### SHORT TASK:
Change "menu-label" to "menu-caption" in the lines starting at the first one and ending at the line that contains "nav-coin-deposit[interactable]: 遊戲幣儲值 —", and reproduce only those lines with nothing else altered.

### EXERCISE MATERIALS:
——
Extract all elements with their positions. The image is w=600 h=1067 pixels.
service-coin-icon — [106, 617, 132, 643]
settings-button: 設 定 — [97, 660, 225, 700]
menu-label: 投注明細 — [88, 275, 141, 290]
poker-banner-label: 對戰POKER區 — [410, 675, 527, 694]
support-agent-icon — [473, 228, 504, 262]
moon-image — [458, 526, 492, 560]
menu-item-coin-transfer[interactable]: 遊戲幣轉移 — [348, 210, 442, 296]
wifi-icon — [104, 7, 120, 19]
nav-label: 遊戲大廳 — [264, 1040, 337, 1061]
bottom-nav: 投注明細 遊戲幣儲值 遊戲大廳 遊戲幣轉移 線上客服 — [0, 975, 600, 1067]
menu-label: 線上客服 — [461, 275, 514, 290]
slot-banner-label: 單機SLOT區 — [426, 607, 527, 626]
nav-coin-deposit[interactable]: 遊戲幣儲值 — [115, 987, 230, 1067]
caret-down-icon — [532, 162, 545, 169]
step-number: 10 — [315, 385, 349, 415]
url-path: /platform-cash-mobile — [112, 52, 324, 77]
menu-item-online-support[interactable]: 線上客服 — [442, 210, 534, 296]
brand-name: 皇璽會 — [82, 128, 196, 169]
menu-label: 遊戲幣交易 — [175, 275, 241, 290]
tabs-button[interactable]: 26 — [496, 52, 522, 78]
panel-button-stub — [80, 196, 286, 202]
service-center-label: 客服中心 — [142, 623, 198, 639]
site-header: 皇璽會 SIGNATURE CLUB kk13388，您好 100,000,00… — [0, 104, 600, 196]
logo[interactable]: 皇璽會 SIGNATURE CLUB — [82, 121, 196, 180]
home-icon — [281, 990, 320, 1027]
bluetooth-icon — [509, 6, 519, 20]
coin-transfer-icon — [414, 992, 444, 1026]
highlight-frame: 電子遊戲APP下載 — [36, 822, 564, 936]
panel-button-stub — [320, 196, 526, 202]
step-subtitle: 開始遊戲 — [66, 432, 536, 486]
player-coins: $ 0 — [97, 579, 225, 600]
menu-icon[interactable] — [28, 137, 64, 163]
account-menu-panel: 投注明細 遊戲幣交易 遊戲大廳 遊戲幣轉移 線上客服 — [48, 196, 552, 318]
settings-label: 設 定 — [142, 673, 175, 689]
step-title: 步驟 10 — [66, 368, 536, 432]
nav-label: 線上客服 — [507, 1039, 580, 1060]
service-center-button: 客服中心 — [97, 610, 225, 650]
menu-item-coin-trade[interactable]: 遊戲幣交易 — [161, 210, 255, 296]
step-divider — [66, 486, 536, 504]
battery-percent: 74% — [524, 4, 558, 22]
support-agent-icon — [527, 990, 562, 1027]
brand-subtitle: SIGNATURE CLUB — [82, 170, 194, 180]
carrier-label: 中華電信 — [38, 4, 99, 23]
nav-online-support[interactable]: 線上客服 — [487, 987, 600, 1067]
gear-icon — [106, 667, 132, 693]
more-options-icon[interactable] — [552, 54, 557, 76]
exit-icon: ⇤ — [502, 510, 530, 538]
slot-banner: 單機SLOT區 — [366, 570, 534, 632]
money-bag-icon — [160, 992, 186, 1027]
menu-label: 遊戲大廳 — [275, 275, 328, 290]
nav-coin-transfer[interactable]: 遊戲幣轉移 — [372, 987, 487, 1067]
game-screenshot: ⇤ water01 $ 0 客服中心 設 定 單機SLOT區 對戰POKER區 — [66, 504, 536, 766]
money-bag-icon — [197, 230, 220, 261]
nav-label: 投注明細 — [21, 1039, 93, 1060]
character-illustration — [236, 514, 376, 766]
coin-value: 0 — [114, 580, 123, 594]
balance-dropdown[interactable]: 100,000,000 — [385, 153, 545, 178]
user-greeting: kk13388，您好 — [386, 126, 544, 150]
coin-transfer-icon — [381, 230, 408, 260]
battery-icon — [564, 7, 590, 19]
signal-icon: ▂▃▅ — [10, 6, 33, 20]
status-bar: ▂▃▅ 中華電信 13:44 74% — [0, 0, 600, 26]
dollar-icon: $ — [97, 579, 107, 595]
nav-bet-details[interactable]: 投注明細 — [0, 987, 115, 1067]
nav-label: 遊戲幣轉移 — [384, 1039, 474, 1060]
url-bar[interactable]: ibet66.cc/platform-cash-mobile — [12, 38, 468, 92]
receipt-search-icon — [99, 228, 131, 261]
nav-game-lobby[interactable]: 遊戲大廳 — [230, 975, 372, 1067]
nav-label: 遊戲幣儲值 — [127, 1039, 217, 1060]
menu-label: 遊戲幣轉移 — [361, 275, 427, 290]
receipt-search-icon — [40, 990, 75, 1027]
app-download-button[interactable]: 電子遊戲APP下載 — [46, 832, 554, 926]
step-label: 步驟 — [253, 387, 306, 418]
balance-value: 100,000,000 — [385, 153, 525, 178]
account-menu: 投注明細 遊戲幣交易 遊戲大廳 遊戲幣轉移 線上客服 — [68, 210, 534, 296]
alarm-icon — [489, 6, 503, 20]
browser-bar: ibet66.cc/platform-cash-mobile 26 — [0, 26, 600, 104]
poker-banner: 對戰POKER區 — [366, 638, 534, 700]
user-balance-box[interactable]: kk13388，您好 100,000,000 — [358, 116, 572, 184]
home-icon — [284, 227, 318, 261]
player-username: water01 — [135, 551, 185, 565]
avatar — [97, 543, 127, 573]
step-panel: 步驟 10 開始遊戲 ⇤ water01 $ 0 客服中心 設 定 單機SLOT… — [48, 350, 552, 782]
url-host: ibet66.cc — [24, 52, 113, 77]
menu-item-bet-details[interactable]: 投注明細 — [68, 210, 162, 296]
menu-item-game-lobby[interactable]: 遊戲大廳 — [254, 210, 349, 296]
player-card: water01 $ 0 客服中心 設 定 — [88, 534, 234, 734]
——
### EXERCISE RESULT:
Extract all elements with their positions. The image is w=600 h=1067 pixels.
service-coin-icon — [106, 617, 132, 643]
settings-button: 設 定 — [97, 660, 225, 700]
menu-caption: 投注明細 — [88, 275, 141, 290]
poker-banner-label: 對戰POKER區 — [410, 675, 527, 694]
support-agent-icon — [473, 228, 504, 262]
moon-image — [458, 526, 492, 560]
menu-item-coin-transfer[interactable]: 遊戲幣轉移 — [348, 210, 442, 296]
wifi-icon — [104, 7, 120, 19]
nav-label: 遊戲大廳 — [264, 1040, 337, 1061]
bottom-nav: 投注明細 遊戲幣儲值 遊戲大廳 遊戲幣轉移 線上客服 — [0, 975, 600, 1067]
menu-caption: 線上客服 — [461, 275, 514, 290]
slot-banner-label: 單機SLOT區 — [426, 607, 527, 626]
nav-coin-deposit[interactable]: 遊戲幣儲值 — [115, 987, 230, 1067]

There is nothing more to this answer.